=== THE TASK ===
Scan the lines below for the word "HbDiv". Copy each line you find it in.

[Raw records]
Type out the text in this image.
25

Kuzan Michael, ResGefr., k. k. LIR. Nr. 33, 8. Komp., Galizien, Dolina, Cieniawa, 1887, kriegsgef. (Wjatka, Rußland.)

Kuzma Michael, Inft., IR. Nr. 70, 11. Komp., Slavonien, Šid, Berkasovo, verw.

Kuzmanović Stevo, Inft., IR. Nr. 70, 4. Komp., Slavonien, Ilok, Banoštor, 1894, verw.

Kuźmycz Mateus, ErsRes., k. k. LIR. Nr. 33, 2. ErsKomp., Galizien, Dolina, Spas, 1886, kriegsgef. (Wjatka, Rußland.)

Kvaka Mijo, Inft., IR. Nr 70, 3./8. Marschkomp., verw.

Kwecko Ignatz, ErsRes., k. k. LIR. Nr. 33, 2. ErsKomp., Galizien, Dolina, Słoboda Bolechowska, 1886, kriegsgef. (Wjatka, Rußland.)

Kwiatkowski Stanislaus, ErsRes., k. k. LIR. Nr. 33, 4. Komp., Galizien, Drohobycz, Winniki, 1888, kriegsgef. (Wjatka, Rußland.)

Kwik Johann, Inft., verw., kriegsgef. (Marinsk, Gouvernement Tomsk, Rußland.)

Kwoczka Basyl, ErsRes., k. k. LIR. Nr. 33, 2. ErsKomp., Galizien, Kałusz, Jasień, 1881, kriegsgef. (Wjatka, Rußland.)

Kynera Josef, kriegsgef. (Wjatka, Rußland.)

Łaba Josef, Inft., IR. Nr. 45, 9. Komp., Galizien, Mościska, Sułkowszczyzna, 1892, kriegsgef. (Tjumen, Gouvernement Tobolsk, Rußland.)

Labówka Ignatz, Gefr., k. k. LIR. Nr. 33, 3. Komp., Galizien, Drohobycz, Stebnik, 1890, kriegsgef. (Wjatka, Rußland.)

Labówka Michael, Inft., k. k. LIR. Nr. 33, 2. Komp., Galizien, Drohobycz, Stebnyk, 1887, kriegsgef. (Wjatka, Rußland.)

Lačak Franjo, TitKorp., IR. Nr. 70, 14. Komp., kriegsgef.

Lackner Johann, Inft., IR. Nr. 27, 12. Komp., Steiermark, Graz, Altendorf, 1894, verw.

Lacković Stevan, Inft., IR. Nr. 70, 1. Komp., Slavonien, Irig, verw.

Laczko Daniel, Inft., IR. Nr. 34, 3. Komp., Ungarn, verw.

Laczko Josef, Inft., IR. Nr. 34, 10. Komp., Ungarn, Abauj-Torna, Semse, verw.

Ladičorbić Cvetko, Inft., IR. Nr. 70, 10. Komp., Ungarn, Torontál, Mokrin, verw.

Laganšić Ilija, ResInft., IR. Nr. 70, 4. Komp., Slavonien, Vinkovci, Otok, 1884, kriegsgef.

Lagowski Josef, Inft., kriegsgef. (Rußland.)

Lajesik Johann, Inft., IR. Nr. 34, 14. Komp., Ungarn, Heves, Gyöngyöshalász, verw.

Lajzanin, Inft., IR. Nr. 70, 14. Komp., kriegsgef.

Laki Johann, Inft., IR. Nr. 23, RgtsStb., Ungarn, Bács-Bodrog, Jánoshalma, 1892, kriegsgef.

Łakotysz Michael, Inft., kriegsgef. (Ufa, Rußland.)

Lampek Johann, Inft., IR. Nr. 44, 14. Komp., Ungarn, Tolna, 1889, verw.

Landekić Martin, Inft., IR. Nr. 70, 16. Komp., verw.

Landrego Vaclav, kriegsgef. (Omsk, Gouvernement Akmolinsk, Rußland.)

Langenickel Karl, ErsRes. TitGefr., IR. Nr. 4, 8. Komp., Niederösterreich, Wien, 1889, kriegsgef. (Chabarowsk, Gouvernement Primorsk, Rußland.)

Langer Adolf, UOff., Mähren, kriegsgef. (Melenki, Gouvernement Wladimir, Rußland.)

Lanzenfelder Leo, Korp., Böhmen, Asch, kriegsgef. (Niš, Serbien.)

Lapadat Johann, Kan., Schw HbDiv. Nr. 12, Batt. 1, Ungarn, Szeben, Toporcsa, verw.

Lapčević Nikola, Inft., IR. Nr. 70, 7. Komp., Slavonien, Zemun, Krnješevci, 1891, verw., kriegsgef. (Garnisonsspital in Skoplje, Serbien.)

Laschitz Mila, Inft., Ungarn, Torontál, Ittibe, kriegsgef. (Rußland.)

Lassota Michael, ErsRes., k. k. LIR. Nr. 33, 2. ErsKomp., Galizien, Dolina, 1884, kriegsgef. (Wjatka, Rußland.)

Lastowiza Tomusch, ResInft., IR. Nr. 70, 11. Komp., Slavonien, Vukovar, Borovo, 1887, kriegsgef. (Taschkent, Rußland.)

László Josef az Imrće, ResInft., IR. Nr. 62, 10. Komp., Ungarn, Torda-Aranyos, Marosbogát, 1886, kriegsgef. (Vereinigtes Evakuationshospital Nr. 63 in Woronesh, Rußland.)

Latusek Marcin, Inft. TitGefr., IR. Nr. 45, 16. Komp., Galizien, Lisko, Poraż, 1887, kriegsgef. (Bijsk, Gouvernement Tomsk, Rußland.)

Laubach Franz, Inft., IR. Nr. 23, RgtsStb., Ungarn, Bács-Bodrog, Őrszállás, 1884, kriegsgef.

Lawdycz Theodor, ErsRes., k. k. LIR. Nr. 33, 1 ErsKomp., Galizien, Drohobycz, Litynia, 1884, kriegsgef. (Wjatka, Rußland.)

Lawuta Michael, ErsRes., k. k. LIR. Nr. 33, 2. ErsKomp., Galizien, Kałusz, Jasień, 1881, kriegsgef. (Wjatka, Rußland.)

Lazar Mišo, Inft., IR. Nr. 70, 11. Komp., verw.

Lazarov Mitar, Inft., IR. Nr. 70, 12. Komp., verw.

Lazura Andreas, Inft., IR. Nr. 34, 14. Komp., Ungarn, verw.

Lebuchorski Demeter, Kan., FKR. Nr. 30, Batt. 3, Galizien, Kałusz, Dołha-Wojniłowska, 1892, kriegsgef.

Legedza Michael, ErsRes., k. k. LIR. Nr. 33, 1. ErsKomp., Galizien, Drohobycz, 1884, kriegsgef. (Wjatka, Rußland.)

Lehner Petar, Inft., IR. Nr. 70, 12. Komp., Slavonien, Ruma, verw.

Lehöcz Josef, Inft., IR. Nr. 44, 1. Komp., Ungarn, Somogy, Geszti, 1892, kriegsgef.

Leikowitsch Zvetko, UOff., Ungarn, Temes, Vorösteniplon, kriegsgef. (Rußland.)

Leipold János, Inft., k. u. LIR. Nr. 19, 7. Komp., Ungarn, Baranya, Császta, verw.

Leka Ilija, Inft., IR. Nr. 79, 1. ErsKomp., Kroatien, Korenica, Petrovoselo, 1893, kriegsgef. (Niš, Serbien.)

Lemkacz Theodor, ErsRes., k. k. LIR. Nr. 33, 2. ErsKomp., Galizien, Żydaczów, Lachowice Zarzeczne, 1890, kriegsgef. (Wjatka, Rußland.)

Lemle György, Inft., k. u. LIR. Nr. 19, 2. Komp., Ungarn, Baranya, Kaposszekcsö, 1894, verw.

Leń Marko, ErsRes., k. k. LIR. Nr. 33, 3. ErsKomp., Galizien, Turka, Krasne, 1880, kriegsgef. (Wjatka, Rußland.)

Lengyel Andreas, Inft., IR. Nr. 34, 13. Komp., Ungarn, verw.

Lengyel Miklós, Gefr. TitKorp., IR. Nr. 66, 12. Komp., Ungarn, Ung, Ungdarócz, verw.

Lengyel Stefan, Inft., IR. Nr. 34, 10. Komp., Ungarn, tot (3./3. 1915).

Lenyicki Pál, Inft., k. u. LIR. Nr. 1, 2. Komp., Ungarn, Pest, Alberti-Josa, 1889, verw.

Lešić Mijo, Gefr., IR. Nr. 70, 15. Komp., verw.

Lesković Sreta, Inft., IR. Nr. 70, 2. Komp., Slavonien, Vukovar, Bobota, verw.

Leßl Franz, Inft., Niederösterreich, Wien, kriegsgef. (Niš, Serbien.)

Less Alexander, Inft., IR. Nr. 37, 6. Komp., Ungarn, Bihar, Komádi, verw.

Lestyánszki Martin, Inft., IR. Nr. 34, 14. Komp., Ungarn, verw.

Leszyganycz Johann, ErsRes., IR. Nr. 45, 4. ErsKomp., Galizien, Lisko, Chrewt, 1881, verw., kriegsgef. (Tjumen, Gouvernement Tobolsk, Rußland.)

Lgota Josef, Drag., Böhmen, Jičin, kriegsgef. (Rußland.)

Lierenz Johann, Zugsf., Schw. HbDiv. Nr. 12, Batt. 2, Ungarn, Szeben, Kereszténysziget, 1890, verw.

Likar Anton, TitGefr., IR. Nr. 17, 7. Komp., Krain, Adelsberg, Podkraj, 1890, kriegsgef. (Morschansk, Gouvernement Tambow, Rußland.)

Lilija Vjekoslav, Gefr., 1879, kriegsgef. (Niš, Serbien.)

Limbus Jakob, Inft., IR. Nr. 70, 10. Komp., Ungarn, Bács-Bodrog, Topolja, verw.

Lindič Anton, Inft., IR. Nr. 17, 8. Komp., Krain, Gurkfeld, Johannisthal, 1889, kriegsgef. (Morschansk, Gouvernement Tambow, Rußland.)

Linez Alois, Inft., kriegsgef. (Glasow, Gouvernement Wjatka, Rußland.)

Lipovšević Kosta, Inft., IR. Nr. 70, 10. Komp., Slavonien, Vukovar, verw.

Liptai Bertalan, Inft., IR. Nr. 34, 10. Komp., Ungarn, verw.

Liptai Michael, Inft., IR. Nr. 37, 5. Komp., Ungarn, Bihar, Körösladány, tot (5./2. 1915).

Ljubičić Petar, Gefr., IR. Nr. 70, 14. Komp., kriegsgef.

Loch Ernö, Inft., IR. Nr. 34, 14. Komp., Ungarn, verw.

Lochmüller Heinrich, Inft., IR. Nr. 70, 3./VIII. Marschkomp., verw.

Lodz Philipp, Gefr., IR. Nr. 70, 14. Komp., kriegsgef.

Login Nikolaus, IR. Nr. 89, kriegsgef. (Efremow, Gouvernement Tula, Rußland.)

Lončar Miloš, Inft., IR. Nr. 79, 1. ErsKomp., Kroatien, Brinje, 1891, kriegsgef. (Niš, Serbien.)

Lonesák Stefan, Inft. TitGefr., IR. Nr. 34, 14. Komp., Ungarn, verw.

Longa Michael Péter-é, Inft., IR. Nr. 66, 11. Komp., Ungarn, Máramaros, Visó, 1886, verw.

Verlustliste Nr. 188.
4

=== SOLUTION FOR THIS EXERCISE ===
Lapadat Johann, Kan., Schw HbDiv. Nr. 12, Batt. 1, Ungarn, Szeben, Toporcsa, verw.
Lierenz Johann, Zugsf., Schw. HbDiv. Nr. 12, Batt. 2, Ungarn, Szeben, Kereszténysziget, 1890, verw.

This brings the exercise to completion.